Records from a collection

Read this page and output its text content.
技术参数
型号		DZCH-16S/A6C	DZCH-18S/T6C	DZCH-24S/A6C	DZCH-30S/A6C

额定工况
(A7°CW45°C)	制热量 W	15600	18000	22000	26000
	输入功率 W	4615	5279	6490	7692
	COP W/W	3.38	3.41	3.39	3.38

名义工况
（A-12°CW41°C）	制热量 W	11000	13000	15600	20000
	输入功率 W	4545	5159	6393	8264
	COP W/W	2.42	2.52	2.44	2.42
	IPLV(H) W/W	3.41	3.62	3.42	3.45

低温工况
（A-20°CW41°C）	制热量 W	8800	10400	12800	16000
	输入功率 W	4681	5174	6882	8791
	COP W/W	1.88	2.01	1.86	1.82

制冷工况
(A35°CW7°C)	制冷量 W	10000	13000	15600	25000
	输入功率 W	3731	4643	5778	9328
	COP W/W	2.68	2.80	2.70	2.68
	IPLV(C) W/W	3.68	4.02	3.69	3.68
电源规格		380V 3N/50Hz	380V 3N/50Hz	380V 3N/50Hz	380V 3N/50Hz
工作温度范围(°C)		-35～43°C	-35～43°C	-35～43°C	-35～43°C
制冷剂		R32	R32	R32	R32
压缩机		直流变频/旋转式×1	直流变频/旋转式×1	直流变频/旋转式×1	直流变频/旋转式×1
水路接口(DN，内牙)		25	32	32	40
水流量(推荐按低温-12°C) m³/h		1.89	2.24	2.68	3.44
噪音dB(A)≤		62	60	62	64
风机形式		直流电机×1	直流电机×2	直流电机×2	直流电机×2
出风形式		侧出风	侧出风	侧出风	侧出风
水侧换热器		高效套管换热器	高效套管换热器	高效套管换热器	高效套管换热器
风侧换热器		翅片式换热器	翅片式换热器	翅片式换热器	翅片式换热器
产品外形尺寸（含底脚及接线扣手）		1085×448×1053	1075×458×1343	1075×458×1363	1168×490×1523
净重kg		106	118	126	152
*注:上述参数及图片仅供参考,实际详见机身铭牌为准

### Problem requirements:
Each line above is to be repeated exactly.

### In response:
Read this page and output its text content.
技术参数
型号		DZCH-16S/A6C	DZCH-18S/T6C	DZCH-24S/A6C	DZCH-30S/A6C

额定工况
(A7°CW45°C)	制热量 W	15600	18000	22000	26000
	输入功率 W	4615	5279	6490	7692
	COP W/W	3.38	3.41	3.39	3.38

名义工况
（A-12°CW41°C）	制热量 W	11000	13000	15600	20000
	输入功率 W	4545	5159	6393	8264
	COP W/W	2.42	2.52	2.44	2.42
	IPLV(H) W/W	3.41	3.62	3.42	3.45

低温工况
（A-20°CW41°C）	制热量 W	8800	10400	12800	16000
	输入功率 W	4681	5174	6882	8791
	COP W/W	1.88	2.01	1.86	1.82

制冷工况
(A35°CW7°C)	制冷量 W	10000	13000	15600	25000
	输入功率 W	3731	4643	5778	9328
	COP W/W	2.68	2.80	2.70	2.68
	IPLV(C) W/W	3.68	4.02	3.69	3.68
电源规格		380V 3N/50Hz	380V 3N/50Hz	380V 3N/50Hz	380V 3N/50Hz
工作温度范围(°C)		-35～43°C	-35～43°C	-35～43°C	-35～43°C
制冷剂		R32	R32	R32	R32
压缩机		直流变频/旋转式×1	直流变频/旋转式×1	直流变频/旋转式×1	直流变频/旋转式×1
水路接口(DN，内牙)		25	32	32	40
水流量(推荐按低温-12°C) m³/h		1.89	2.24	2.68	3.44
噪音dB(A)≤		62	60	62	64
风机形式		直流电机×1	直流电机×2	直流电机×2	直流电机×2
出风形式		侧出风	侧出风	侧出风	侧出风
水侧换热器		高效套管换热器	高效套管换热器	高效套管换热器	高效套管换热器
风侧换热器		翅片式换热器	翅片式换热器	翅片式换热器	翅片式换热器
产品外形尺寸（含底脚及接线扣手）		1085×448×1053	1075×458×1343	1075×458×1363	1168×490×1523
净重kg		106	118	126	152
*注:上述参数及图片仅供参考,实际详见机身铭牌为准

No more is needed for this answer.